◆ DATA SUPPLIED:
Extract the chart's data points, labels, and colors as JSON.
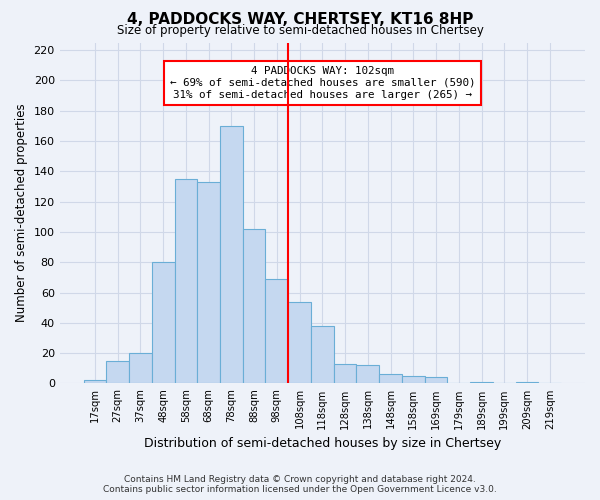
{
  "title": "4, PADDOCKS WAY, CHERTSEY, KT16 8HP",
  "subtitle": "Size of property relative to semi-detached houses in Chertsey",
  "xlabel": "Distribution of semi-detached houses by size in Chertsey",
  "ylabel": "Number of semi-detached properties",
  "bar_labels": [
    "17sqm",
    "27sqm",
    "37sqm",
    "48sqm",
    "58sqm",
    "68sqm",
    "78sqm",
    "88sqm",
    "98sqm",
    "108sqm",
    "118sqm",
    "128sqm",
    "138sqm",
    "148sqm",
    "158sqm",
    "169sqm",
    "179sqm",
    "189sqm",
    "199sqm",
    "209sqm",
    "219sqm"
  ],
  "bar_values": [
    2,
    15,
    20,
    80,
    135,
    133,
    170,
    102,
    69,
    54,
    38,
    13,
    12,
    6,
    5,
    4,
    0,
    1,
    0,
    1,
    0
  ],
  "bar_color": "#c5d8f0",
  "bar_edge_color": "#6aaed6",
  "property_line_x": 8.5,
  "property_sqm": 102,
  "pct_smaller": 69,
  "pct_larger": 31,
  "count_smaller": 590,
  "count_larger": 265,
  "ylim": [
    0,
    225
  ],
  "yticks": [
    0,
    20,
    40,
    60,
    80,
    100,
    120,
    140,
    160,
    180,
    200,
    220
  ],
  "annotation_line1": "4 PADDOCKS WAY: 102sqm",
  "annotation_line2": "← 69% of semi-detached houses are smaller (590)",
  "annotation_line3": "31% of semi-detached houses are larger (265) →",
  "bg_color": "#eef2f9",
  "grid_color": "#d0d8e8",
  "footer1": "Contains HM Land Registry data © Crown copyright and database right 2024.",
  "footer2": "Contains public sector information licensed under the Open Government Licence v3.0."
}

◆ REQUIREMENTS:
Except for the pictures, print the data above exactly.

◆ FINAL ANSWER:
Extract the chart's data points, labels, and colors as JSON.
{
  "title": "4, PADDOCKS WAY, CHERTSEY, KT16 8HP",
  "subtitle": "Size of property relative to semi-detached houses in Chertsey",
  "xlabel": "Distribution of semi-detached houses by size in Chertsey",
  "ylabel": "Number of semi-detached properties",
  "bar_labels": [
    "17sqm",
    "27sqm",
    "37sqm",
    "48sqm",
    "58sqm",
    "68sqm",
    "78sqm",
    "88sqm",
    "98sqm",
    "108sqm",
    "118sqm",
    "128sqm",
    "138sqm",
    "148sqm",
    "158sqm",
    "169sqm",
    "179sqm",
    "189sqm",
    "199sqm",
    "209sqm",
    "219sqm"
  ],
  "bar_values": [
    2,
    15,
    20,
    80,
    135,
    133,
    170,
    102,
    69,
    54,
    38,
    13,
    12,
    6,
    5,
    4,
    0,
    1,
    0,
    1,
    0
  ],
  "bar_color": "#c5d8f0",
  "bar_edge_color": "#6aaed6",
  "property_line_x": 8.5,
  "property_sqm": 102,
  "pct_smaller": 69,
  "pct_larger": 31,
  "count_smaller": 590,
  "count_larger": 265,
  "ylim": [
    0,
    225
  ],
  "yticks": [
    0,
    20,
    40,
    60,
    80,
    100,
    120,
    140,
    160,
    180,
    200,
    220
  ],
  "annotation_line1": "4 PADDOCKS WAY: 102sqm",
  "annotation_line2": "← 69% of semi-detached houses are smaller (590)",
  "annotation_line3": "31% of semi-detached houses are larger (265) →",
  "bg_color": "#eef2f9",
  "grid_color": "#d0d8e8",
  "footer1": "Contains HM Land Registry data © Crown copyright and database right 2024.",
  "footer2": "Contains public sector information licensed under the Open Government Licence v3.0."
}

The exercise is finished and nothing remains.